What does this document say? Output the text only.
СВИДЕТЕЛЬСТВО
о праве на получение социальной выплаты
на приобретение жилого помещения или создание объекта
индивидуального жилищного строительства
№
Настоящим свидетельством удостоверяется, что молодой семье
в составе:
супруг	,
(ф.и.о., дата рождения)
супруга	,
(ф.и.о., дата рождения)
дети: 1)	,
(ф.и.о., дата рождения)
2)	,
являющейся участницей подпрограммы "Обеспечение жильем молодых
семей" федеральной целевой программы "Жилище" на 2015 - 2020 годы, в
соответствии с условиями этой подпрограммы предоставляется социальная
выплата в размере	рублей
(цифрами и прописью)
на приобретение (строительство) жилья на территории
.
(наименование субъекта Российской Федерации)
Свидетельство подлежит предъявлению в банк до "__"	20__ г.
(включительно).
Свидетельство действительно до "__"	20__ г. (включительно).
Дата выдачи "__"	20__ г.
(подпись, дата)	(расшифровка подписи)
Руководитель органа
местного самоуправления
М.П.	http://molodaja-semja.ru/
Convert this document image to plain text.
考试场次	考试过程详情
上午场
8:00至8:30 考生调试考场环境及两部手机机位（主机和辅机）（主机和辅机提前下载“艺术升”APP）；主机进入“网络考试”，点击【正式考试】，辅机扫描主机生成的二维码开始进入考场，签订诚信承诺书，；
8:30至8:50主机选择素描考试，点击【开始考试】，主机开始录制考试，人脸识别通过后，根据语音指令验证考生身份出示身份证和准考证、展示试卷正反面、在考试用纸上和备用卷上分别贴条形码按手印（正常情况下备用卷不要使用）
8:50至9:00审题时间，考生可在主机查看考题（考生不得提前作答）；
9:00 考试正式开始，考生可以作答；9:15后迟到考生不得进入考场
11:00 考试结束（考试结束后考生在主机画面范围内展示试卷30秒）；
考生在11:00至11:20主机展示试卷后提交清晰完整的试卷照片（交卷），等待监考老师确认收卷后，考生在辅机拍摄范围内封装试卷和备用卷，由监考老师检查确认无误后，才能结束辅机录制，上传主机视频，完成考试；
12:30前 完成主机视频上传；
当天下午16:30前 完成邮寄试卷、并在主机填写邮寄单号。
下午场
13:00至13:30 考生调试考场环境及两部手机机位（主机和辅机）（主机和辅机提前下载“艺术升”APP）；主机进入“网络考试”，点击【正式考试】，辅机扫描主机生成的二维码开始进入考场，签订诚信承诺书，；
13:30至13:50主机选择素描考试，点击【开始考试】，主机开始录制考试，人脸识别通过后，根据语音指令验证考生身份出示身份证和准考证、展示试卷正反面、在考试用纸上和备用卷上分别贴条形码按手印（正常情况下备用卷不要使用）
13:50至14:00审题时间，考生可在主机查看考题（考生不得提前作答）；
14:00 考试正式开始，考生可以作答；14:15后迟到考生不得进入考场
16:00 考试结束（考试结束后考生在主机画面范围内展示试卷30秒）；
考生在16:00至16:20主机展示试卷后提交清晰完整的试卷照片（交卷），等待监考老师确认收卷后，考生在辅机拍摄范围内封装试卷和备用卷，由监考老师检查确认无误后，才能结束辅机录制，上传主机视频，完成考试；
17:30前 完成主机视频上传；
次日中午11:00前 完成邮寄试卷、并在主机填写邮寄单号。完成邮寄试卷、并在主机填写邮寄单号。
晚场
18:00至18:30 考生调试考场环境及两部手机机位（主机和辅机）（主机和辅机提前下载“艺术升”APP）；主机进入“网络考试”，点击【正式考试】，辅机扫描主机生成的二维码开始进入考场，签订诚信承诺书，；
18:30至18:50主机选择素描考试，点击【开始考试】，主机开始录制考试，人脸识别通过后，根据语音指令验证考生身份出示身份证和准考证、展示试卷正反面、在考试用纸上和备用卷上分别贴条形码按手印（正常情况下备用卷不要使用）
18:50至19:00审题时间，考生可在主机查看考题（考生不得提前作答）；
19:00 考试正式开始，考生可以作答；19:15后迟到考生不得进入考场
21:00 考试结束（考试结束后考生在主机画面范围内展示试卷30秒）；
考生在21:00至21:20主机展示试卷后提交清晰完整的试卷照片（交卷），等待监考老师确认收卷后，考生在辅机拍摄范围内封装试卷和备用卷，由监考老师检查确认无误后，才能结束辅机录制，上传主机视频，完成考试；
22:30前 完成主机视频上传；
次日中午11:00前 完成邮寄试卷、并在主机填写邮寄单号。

==================================================

Please quote the data above in full, with no line missing.

What does this document say? Output the text only.
СВИДЕТЕЛЬСТВО
о праве на получение социальной выплаты
на приобретение жилого помещения или создание объекта
индивидуального жилищного строительства
№
Настоящим свидетельством удостоверяется, что молодой семье
в составе:
супруг	,
(ф.и.о., дата рождения)
супруга	,
(ф.и.о., дата рождения)
дети: 1)	,
(ф.и.о., дата рождения)
2)	,
являющейся участницей подпрограммы "Обеспечение жильем молодых
семей" федеральной целевой программы "Жилище" на 2015 - 2020 годы, в
соответствии с условиями этой подпрограммы предоставляется социальная
выплата в размере	рублей
(цифрами и прописью)
на приобретение (строительство) жилья на территории
.
(наименование субъекта Российской Федерации)
Свидетельство подлежит предъявлению в банк до "__"	20__ г.
(включительно).
Свидетельство действительно до "__"	20__ г. (включительно).
Дата выдачи "__"	20__ г.
(подпись, дата)	(расшифровка подписи)
Руководитель органа
местного самоуправления
М.П.	http://molodaja-semja.ru/
Convert this document image to plain text.
考试场次	考试过程详情
上午场
8:00至8:30 考生调试考场环境及两部手机机位（主机和辅机）（主机和辅机提前下载“艺术升”APP）；主机进入“网络考试”，点击【正式考试】，辅机扫描主机生成的二维码开始进入考场，签订诚信承诺书，；
8:30至8:50主机选择素描考试，点击【开始考试】，主机开始录制考试，人脸识别通过后，根据语音指令验证考生身份出示身份证和准考证、展示试卷正反面、在考试用纸上和备用卷上分别贴条形码按手印（正常情况下备用卷不要使用）
8:50至9:00审题时间，考生可在主机查看考题（考生不得提前作答）；
9:00 考试正式开始，考生可以作答；9:15后迟到考生不得进入考场
11:00 考试结束（考试结束后考生在主机画面范围内展示试卷30秒）；
考生在11:00至11:20主机展示试卷后提交清晰完整的试卷照片（交卷），等待监考老师确认收卷后，考生在辅机拍摄范围内封装试卷和备用卷，由监考老师检查确认无误后，才能结束辅机录制，上传主机视频，完成考试；
12:30前 完成主机视频上传；
当天下午16:30前 完成邮寄试卷、并在主机填写邮寄单号。
下午场
13:00至13:30 考生调试考场环境及两部手机机位（主机和辅机）（主机和辅机提前下载“艺术升”APP）；主机进入“网络考试”，点击【正式考试】，辅机扫描主机生成的二维码开始进入考场，签订诚信承诺书，；
13:30至13:50主机选择素描考试，点击【开始考试】，主机开始录制考试，人脸识别通过后，根据语音指令验证考生身份出示身份证和准考证、展示试卷正反面、在考试用纸上和备用卷上分别贴条形码按手印（正常情况下备用卷不要使用）
13:50至14:00审题时间，考生可在主机查看考题（考生不得提前作答）；
14:00 考试正式开始，考生可以作答；14:15后迟到考生不得进入考场
16:00 考试结束（考试结束后考生在主机画面范围内展示试卷30秒）；
考生在16:00至16:20主机展示试卷后提交清晰完整的试卷照片（交卷），等待监考老师确认收卷后，考生在辅机拍摄范围内封装试卷和备用卷，由监考老师检查确认无误后，才能结束辅机录制，上传主机视频，完成考试；
17:30前 完成主机视频上传；
次日中午11:00前 完成邮寄试卷、并在主机填写邮寄单号。完成邮寄试卷、并在主机填写邮寄单号。
晚场
18:00至18:30 考生调试考场环境及两部手机机位（主机和辅机）（主机和辅机提前下载“艺术升”APP）；主机进入“网络考试”，点击【正式考试】，辅机扫描主机生成的二维码开始进入考场，签订诚信承诺书，；
18:30至18:50主机选择素描考试，点击【开始考试】，主机开始录制考试，人脸识别通过后，根据语音指令验证考生身份出示身份证和准考证、展示试卷正反面、在考试用纸上和备用卷上分别贴条形码按手印（正常情况下备用卷不要使用）
18:50至19:00审题时间，考生可在主机查看考题（考生不得提前作答）；
19:00 考试正式开始，考生可以作答；19:15后迟到考生不得进入考场
21:00 考试结束（考试结束后考生在主机画面范围内展示试卷30秒）；
考生在21:00至21:20主机展示试卷后提交清晰完整的试卷照片（交卷），等待监考老师确认收卷后，考生在辅机拍摄范围内封装试卷和备用卷，由监考老师检查确认无误后，才能结束辅机录制，上传主机视频，完成考试；
22:30前 完成主机视频上传；
次日中午11:00前 完成邮寄试卷、并在主机填写邮寄单号。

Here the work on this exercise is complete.